• _ABOUT THIS EXERCISE_
Wherever an image appears in the data, omit it and copy all the remaining text word for word.

(Document page transcription items)

+ + + + +

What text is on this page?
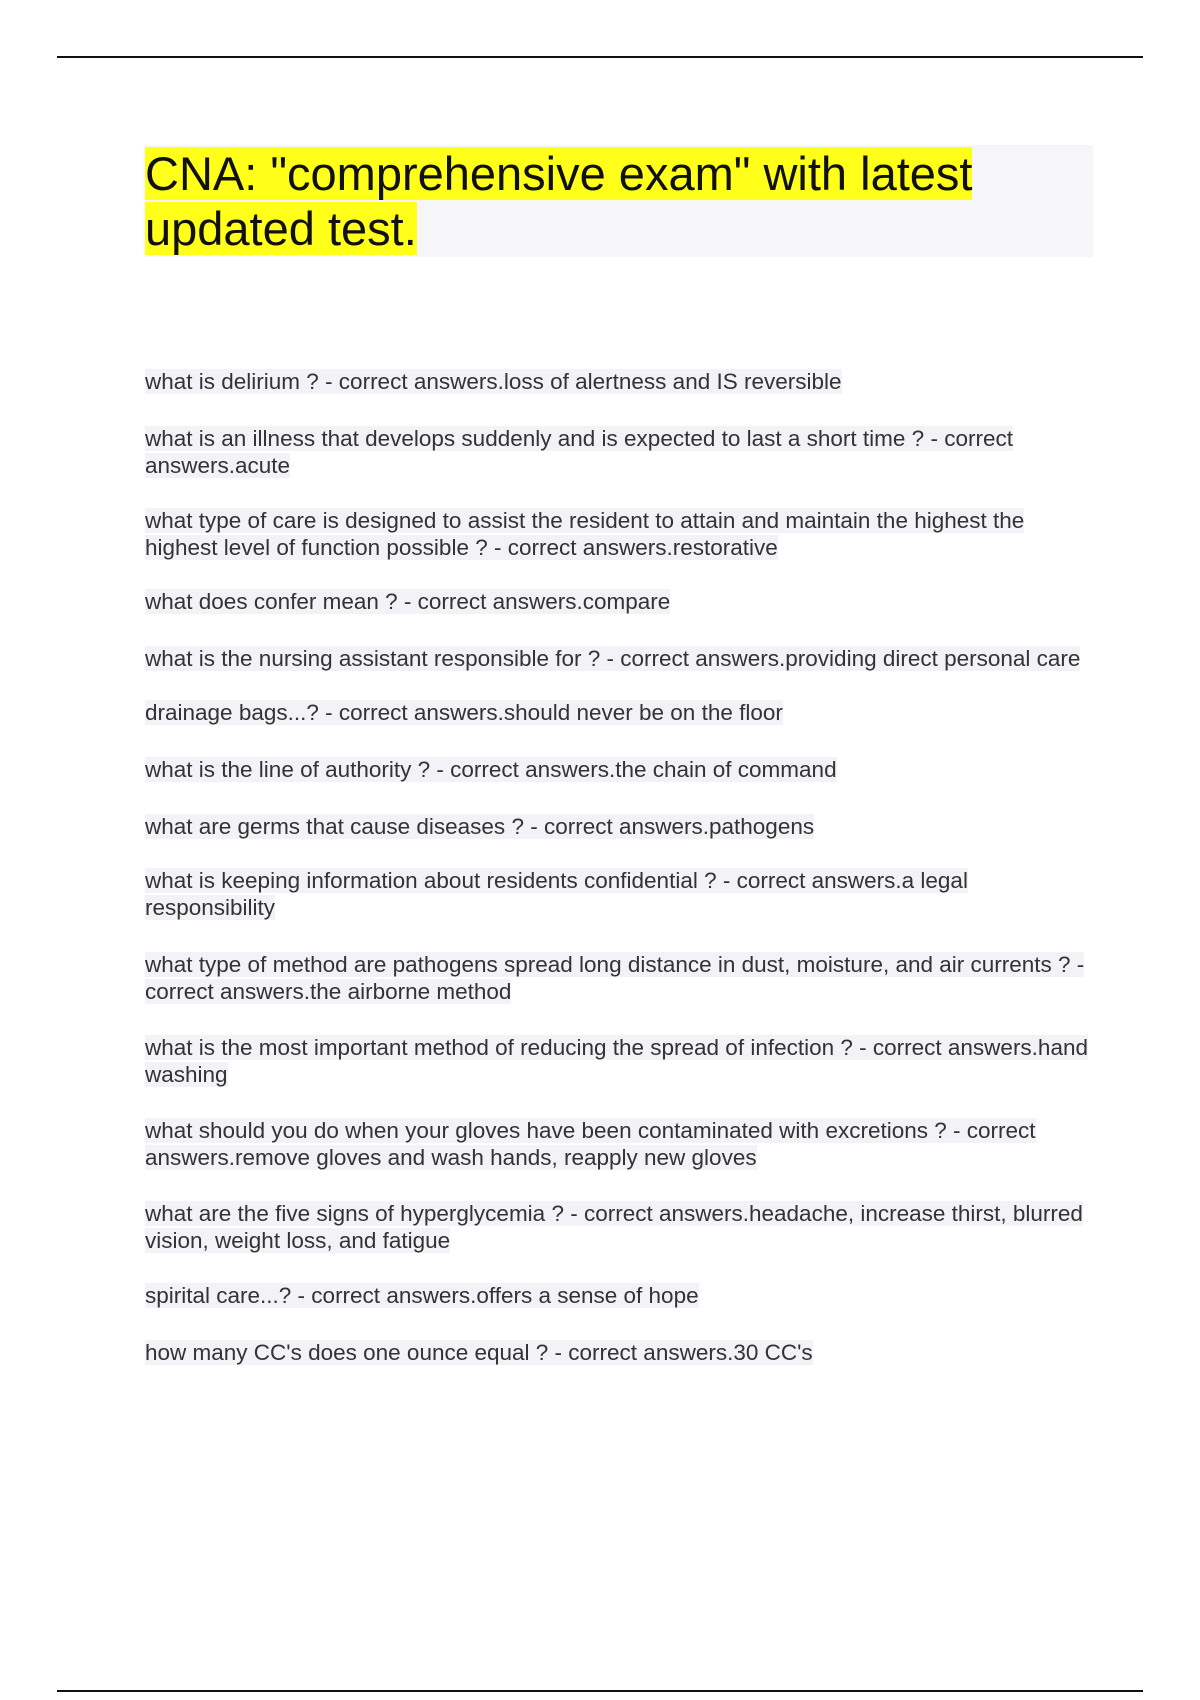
CNA: "comprehensive exam" with latest updated test.
what is delirium ? - correct answers.loss of alertness and IS reversible
what is an illness that develops suddenly and is expected to last a short time ? - correct answers.acute
what type of care is designed to assist the resident to attain and maintain the highest the highest level of function possible ? - correct answers.restorative
what does confer mean ? - correct answers.compare
what is the nursing assistant responsible for ? - correct answers.providing direct personal care
drainage bags...? - correct answers.should never be on the floor
what is the line of authority ? - correct answers.the chain of command
what are germs that cause diseases ? - correct answers.pathogens
what is keeping information about residents confidential ? - correct answers.a legal responsibility
what type of method are pathogens spread long distance in dust, moisture, and air currents ? - correct answers.the airborne method
what is the most important method of reducing the spread of infection ? - correct answers.hand washing
what should you do when your gloves have been contaminated with excretions ? - correct answers.remove gloves and wash hands, reapply new gloves
what are the five signs of hyperglycemia ? - correct answers.headache, increase thirst, blurred vision, weight loss, and fatigue
spirital care...? - correct answers.offers a sense of hope
how many CC's does one ounce equal ? - correct answers.30 CC's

+ + + + +

• _EXERCISE RESULT_
What text is on this page?
CNA: "comprehensive exam" with latest updated test.
what is delirium ? - correct answers.loss of alertness and IS reversible
what is an illness that develops suddenly and is expected to last a short time ? - correct answers.acute
what type of care is designed to assist the resident to attain and maintain the highest the highest level of function possible ? - correct answers.restorative
what does confer mean ? - correct answers.compare
what is the nursing assistant responsible for ? - correct answers.providing direct personal care
drainage bags...? - correct answers.should never be on the floor
what is the line of authority ? - correct answers.the chain of command
what are germs that cause diseases ? - correct answers.pathogens
what is keeping information about residents confidential ? - correct answers.a legal responsibility
what type of method are pathogens spread long distance in dust, moisture, and air currents ? - correct answers.the airborne method
what is the most important method of reducing the spread of infection ? - correct answers.hand washing
what should you do when your gloves have been contaminated with excretions ? - correct answers.remove gloves and wash hands, reapply new gloves
what are the five signs of hyperglycemia ? - correct answers.headache, increase thirst, blurred vision, weight loss, and fatigue
spirital care...? - correct answers.offers a sense of hope
how many CC's does one ounce equal ? - correct answers.30 CC's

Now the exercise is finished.